## TASK STATEMENT
Transcribe every line of the records verbatim.

>> START

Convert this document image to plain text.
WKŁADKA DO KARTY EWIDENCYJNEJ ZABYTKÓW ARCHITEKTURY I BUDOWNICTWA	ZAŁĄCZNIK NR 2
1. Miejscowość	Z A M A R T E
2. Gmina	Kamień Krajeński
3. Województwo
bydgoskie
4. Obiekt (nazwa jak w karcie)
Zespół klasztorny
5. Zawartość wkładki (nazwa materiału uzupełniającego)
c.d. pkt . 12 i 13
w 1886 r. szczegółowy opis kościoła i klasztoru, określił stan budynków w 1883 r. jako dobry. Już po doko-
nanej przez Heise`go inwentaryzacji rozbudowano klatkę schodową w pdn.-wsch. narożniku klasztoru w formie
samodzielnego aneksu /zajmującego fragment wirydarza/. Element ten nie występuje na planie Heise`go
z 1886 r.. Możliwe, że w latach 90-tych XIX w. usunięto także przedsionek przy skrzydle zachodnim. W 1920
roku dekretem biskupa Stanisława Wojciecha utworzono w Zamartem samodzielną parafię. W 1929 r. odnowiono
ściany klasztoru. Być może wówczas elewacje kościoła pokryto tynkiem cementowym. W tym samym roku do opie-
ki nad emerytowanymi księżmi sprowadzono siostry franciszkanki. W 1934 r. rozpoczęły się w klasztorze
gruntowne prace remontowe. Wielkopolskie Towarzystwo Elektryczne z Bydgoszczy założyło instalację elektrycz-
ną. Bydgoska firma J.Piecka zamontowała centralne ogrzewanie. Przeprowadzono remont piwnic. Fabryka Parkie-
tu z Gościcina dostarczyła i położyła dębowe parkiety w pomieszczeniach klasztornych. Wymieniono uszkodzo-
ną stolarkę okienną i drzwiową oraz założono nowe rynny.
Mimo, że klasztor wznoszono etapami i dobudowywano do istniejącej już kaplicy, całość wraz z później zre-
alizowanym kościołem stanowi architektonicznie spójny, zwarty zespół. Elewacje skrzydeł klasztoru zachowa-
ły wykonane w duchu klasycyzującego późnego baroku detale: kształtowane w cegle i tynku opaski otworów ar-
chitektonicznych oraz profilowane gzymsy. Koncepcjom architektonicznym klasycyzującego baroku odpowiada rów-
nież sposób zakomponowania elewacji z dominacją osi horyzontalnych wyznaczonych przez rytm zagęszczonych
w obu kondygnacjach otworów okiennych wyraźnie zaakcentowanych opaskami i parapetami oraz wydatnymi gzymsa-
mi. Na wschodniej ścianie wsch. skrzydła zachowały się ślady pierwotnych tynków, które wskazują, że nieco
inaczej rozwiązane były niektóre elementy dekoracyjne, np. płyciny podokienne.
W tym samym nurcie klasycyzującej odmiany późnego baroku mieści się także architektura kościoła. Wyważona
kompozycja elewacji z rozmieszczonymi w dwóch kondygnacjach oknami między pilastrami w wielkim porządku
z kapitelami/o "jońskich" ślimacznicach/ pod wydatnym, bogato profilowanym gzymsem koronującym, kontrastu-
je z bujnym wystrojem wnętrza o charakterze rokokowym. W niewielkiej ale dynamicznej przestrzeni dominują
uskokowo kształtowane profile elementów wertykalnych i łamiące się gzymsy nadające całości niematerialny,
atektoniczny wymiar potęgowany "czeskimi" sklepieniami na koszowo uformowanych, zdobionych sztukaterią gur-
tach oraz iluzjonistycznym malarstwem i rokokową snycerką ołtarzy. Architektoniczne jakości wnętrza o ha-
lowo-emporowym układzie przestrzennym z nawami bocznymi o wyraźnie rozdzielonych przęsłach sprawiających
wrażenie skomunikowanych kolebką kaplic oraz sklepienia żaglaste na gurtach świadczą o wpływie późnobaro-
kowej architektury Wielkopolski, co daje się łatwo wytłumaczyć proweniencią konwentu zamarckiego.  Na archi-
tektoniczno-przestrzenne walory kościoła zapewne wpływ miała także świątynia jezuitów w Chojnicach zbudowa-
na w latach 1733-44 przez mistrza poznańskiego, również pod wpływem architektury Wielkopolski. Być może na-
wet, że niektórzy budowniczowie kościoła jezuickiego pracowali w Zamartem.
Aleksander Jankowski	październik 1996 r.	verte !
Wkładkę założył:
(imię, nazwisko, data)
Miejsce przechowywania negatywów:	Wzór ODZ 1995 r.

>> END

## RESPONSE TO THE EXERCISE
Convert this document image to plain text.
WKŁADKA DO KARTY EWIDENCYJNEJ ZABYTKÓW ARCHITEKTURY I BUDOWNICTWA	ZAŁĄCZNIK NR 2
1. Miejscowość	Z A M A R T E
2. Gmina	Kamień Krajeński
3. Województwo
bydgoskie
4. Obiekt (nazwa jak w karcie)
Zespół klasztorny
5. Zawartość wkładki (nazwa materiału uzupełniającego)
c.d. pkt . 12 i 13
w 1886 r. szczegółowy opis kościoła i klasztoru, określił stan budynków w 1883 r. jako dobry. Już po doko-
nanej przez Heise`go inwentaryzacji rozbudowano klatkę schodową w pdn.-wsch. narożniku klasztoru w formie
samodzielnego aneksu /zajmującego fragment wirydarza/. Element ten nie występuje na planie Heise`go
z 1886 r.. Możliwe, że w latach 90-tych XIX w. usunięto także przedsionek przy skrzydle zachodnim. W 1920
roku dekretem biskupa Stanisława Wojciecha utworzono w Zamartem samodzielną parafię. W 1929 r. odnowiono
ściany klasztoru. Być może wówczas elewacje kościoła pokryto tynkiem cementowym. W tym samym roku do opie-
ki nad emerytowanymi księżmi sprowadzono siostry franciszkanki. W 1934 r. rozpoczęły się w klasztorze
gruntowne prace remontowe. Wielkopolskie Towarzystwo Elektryczne z Bydgoszczy założyło instalację elektrycz-
ną. Bydgoska firma J.Piecka zamontowała centralne ogrzewanie. Przeprowadzono remont piwnic. Fabryka Parkie-
tu z Gościcina dostarczyła i położyła dębowe parkiety w pomieszczeniach klasztornych. Wymieniono uszkodzo-
ną stolarkę okienną i drzwiową oraz założono nowe rynny.
Mimo, że klasztor wznoszono etapami i dobudowywano do istniejącej już kaplicy, całość wraz z później zre-
alizowanym kościołem stanowi architektonicznie spójny, zwarty zespół. Elewacje skrzydeł klasztoru zachowa-
ły wykonane w duchu klasycyzującego późnego baroku detale: kształtowane w cegle i tynku opaski otworów ar-
chitektonicznych oraz profilowane gzymsy. Koncepcjom architektonicznym klasycyzującego baroku odpowiada rów-
nież sposób zakomponowania elewacji z dominacją osi horyzontalnych wyznaczonych przez rytm zagęszczonych
w obu kondygnacjach otworów okiennych wyraźnie zaakcentowanych opaskami i parapetami oraz wydatnymi gzymsa-
mi. Na wschodniej ścianie wsch. skrzydła zachowały się ślady pierwotnych tynków, które wskazują, że nieco
inaczej rozwiązane były niektóre elementy dekoracyjne, np. płyciny podokienne.
W tym samym nurcie klasycyzującej odmiany późnego baroku mieści się także architektura kościoła. Wyważona
kompozycja elewacji z rozmieszczonymi w dwóch kondygnacjach oknami między pilastrami w wielkim porządku
z kapitelami/o "jońskich" ślimacznicach/ pod wydatnym, bogato profilowanym gzymsem koronującym, kontrastu-
je z bujnym wystrojem wnętrza o charakterze rokokowym. W niewielkiej ale dynamicznej przestrzeni dominują
uskokowo kształtowane profile elementów wertykalnych i łamiące się gzymsy nadające całości niematerialny,
atektoniczny wymiar potęgowany "czeskimi" sklepieniami na koszowo uformowanych, zdobionych sztukaterią gur-
tach oraz iluzjonistycznym malarstwem i rokokową snycerką ołtarzy. Architektoniczne jakości wnętrza o ha-
lowo-emporowym układzie przestrzennym z nawami bocznymi o wyraźnie rozdzielonych przęsłach sprawiających
wrażenie skomunikowanych kolebką kaplic oraz sklepienia żaglaste na gurtach świadczą o wpływie późnobaro-
kowej architektury Wielkopolski, co daje się łatwo wytłumaczyć proweniencią konwentu zamarckiego.  Na archi-
tektoniczno-przestrzenne walory kościoła zapewne wpływ miała także świątynia jezuitów w Chojnicach zbudowa-
na w latach 1733-44 przez mistrza poznańskiego, również pod wpływem architektury Wielkopolski. Być może na-
wet, że niektórzy budowniczowie kościoła jezuickiego pracowali w Zamartem.
Aleksander Jankowski	październik 1996 r.	verte !
Wkładkę założył:
(imię, nazwisko, data)
Miejsce przechowywania negatywów:	Wzór ODZ 1995 r.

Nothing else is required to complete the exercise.